> [WHAT IS REQUIRED] Collect each line containing "object".
━━━━━ GIVEN DATA ━━━━━
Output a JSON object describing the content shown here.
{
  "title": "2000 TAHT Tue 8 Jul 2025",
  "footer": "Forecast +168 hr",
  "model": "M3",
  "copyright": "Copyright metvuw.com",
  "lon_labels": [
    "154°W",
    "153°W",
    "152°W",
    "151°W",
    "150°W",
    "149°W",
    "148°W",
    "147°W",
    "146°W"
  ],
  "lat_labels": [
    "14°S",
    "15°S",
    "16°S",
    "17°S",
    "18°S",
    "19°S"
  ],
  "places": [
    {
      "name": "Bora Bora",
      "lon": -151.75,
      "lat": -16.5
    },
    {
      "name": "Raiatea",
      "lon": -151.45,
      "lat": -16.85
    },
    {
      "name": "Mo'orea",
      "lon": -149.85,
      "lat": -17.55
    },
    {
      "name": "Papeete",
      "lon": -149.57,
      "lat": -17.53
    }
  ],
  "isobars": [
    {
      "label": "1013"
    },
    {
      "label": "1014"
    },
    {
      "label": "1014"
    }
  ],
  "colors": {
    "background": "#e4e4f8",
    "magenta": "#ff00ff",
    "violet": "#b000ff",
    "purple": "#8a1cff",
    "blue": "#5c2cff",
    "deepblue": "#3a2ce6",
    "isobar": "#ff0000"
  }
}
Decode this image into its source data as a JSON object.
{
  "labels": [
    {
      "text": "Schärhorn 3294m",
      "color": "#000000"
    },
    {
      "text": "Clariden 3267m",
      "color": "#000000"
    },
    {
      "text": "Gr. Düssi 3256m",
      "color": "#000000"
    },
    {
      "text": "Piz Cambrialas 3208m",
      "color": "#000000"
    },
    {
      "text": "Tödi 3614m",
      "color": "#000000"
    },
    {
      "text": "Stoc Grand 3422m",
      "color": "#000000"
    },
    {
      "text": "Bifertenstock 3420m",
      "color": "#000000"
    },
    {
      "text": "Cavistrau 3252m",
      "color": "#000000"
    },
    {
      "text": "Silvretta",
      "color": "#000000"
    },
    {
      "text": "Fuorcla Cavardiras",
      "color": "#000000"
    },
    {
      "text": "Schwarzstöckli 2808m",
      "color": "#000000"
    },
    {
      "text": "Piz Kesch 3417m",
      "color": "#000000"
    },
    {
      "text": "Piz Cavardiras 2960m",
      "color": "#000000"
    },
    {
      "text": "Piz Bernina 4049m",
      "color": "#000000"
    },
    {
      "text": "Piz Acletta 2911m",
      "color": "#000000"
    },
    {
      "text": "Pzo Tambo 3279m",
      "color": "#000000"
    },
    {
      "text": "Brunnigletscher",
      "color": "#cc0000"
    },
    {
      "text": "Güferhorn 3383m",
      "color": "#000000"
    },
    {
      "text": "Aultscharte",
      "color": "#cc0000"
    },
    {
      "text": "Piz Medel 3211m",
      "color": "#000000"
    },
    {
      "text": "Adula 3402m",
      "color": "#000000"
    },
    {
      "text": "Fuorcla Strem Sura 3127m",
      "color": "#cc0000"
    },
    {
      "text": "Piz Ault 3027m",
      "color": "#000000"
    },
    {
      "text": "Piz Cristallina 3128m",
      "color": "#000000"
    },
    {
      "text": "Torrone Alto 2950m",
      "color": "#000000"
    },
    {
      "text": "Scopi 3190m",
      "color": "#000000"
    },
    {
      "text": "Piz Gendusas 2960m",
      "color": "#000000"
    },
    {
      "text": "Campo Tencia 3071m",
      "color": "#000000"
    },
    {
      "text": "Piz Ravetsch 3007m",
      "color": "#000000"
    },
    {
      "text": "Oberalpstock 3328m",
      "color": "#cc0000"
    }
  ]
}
━━━━━
> [EXERCISE ANSWER]
Output a JSON object describing the content shown here.
Decode this image into its source data as a JSON object.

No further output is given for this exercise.